**** Supplied information

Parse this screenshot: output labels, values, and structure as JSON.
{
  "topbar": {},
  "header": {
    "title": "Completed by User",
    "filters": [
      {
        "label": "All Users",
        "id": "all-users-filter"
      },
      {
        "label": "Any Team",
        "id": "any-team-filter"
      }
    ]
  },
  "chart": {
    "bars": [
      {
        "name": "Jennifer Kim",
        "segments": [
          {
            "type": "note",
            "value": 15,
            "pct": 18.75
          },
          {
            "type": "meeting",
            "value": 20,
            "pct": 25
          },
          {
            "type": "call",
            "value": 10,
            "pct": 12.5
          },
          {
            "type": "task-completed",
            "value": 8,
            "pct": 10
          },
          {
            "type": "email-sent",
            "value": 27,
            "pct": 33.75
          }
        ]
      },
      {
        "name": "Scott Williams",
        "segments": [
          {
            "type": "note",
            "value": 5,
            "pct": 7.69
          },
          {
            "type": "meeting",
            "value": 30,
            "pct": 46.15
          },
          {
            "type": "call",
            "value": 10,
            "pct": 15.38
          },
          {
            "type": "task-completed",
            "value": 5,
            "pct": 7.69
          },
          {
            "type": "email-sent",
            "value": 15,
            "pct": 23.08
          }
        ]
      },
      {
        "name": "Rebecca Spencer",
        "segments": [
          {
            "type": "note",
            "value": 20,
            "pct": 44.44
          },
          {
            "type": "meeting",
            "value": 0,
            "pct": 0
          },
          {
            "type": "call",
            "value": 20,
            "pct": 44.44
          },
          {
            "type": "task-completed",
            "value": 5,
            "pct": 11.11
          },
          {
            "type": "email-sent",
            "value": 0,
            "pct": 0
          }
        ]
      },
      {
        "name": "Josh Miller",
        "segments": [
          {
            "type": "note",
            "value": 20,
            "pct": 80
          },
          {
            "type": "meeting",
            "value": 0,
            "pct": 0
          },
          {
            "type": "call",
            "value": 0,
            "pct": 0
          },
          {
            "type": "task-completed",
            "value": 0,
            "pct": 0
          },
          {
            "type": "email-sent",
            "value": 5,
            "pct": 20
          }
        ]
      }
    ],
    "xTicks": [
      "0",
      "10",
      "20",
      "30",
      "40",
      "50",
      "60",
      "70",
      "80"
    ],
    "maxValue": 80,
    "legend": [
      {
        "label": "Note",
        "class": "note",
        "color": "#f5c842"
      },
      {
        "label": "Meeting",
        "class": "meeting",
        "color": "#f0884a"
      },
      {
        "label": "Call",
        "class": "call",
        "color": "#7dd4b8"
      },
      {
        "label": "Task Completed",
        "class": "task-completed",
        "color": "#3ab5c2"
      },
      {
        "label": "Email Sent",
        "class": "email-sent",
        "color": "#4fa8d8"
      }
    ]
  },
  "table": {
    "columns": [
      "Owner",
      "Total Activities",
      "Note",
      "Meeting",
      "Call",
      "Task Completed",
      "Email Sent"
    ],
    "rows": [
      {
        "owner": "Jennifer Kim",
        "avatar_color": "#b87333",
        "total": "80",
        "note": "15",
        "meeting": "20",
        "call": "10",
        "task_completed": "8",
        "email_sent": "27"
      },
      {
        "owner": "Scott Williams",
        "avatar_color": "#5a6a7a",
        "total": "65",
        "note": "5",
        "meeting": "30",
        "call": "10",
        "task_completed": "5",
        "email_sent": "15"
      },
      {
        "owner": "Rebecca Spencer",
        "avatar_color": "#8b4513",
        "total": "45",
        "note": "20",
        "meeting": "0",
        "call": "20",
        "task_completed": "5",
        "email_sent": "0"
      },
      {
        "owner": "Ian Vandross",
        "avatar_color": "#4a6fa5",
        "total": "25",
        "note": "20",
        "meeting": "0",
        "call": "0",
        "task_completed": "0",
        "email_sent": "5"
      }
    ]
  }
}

********

◆ Problem details: Reproduce the whole listing word for word.

◆ Response below:
Parse this screenshot: output labels, values, and structure as JSON.
{
  "topbar": {},
  "header": {
    "title": "Completed by User",
    "filters": [
      {
        "label": "All Users",
        "id": "all-users-filter"
      },
      {
        "label": "Any Team",
        "id": "any-team-filter"
      }
    ]
  },
  "chart": {
    "bars": [
      {
        "name": "Jennifer Kim",
        "segments": [
          {
            "type": "note",
            "value": 15,
            "pct": 18.75
          },
          {
            "type": "meeting",
            "value": 20,
            "pct": 25
          },
          {
            "type": "call",
            "value": 10,
            "pct": 12.5
          },
          {
            "type": "task-completed",
            "value": 8,
            "pct": 10
          },
          {
            "type": "email-sent",
            "value": 27,
            "pct": 33.75
          }
        ]
      },
      {
        "name": "Scott Williams",
        "segments": [
          {
            "type": "note",
            "value": 5,
            "pct": 7.69
          },
          {
            "type": "meeting",
            "value": 30,
            "pct": 46.15
          },
          {
            "type": "call",
            "value": 10,
            "pct": 15.38
          },
          {
            "type": "task-completed",
            "value": 5,
            "pct": 7.69
          },
          {
            "type": "email-sent",
            "value": 15,
            "pct": 23.08
          }
        ]
      },
      {
        "name": "Rebecca Spencer",
        "segments": [
          {
            "type": "note",
            "value": 20,
            "pct": 44.44
          },
          {
            "type": "meeting",
            "value": 0,
            "pct": 0
          },
          {
            "type": "call",
            "value": 20,
            "pct": 44.44
          },
          {
            "type": "task-completed",
            "value": 5,
            "pct": 11.11
          },
          {
            "type": "email-sent",
            "value": 0,
            "pct": 0
          }
        ]
      },
      {
        "name": "Josh Miller",
        "segments": [
          {
            "type": "note",
            "value": 20,
            "pct": 80
          },
          {
            "type": "meeting",
            "value": 0,
            "pct": 0
          },
          {
            "type": "call",
            "value": 0,
            "pct": 0
          },
          {
            "type": "task-completed",
            "value": 0,
            "pct": 0
          },
          {
            "type": "email-sent",
            "value": 5,
            "pct": 20
          }
        ]
      }
    ],
    "xTicks": [
      "0",
      "10",
      "20",
      "30",
      "40",
      "50",
      "60",
      "70",
      "80"
    ],
    "maxValue": 80,
    "legend": [
      {
        "label": "Note",
        "class": "note",
        "color": "#f5c842"
      },
      {
        "label": "Meeting",
        "class": "meeting",
        "color": "#f0884a"
      },
      {
        "label": "Call",
        "class": "call",
        "color": "#7dd4b8"
      },
      {
        "label": "Task Completed",
        "class": "task-completed",
        "color": "#3ab5c2"
      },
      {
        "label": "Email Sent",
        "class": "email-sent",
        "color": "#4fa8d8"
      }
    ]
  },
  "table": {
    "columns": [
      "Owner",
      "Total Activities",
      "Note",
      "Meeting",
      "Call",
      "Task Completed",
      "Email Sent"
    ],
    "rows": [
      {
        "owner": "Jennifer Kim",
        "avatar_color": "#b87333",
        "total": "80",
        "note": "15",
        "meeting": "20",
        "call": "10",
        "task_completed": "8",
        "email_sent": "27"
      },
      {
        "owner": "Scott Williams",
        "avatar_color": "#5a6a7a",
        "total": "65",
        "note": "5",
        "meeting": "30",
        "call": "10",
        "task_completed": "5",
        "email_sent": "15"
      },
      {
        "owner": "Rebecca Spencer",
        "avatar_color": "#8b4513",
        "total": "45",
        "note": "20",
        "meeting": "0",
        "call": "20",
        "task_completed": "5",
        "email_sent": "0"
      },
      {
        "owner": "Ian Vandross",
        "avatar_color": "#4a6fa5",
        "total": "25",
        "note": "20",
        "meeting": "0",
        "call": "0",
        "task_completed": "0",
        "email_sent": "5"
      }
    ]
  }
}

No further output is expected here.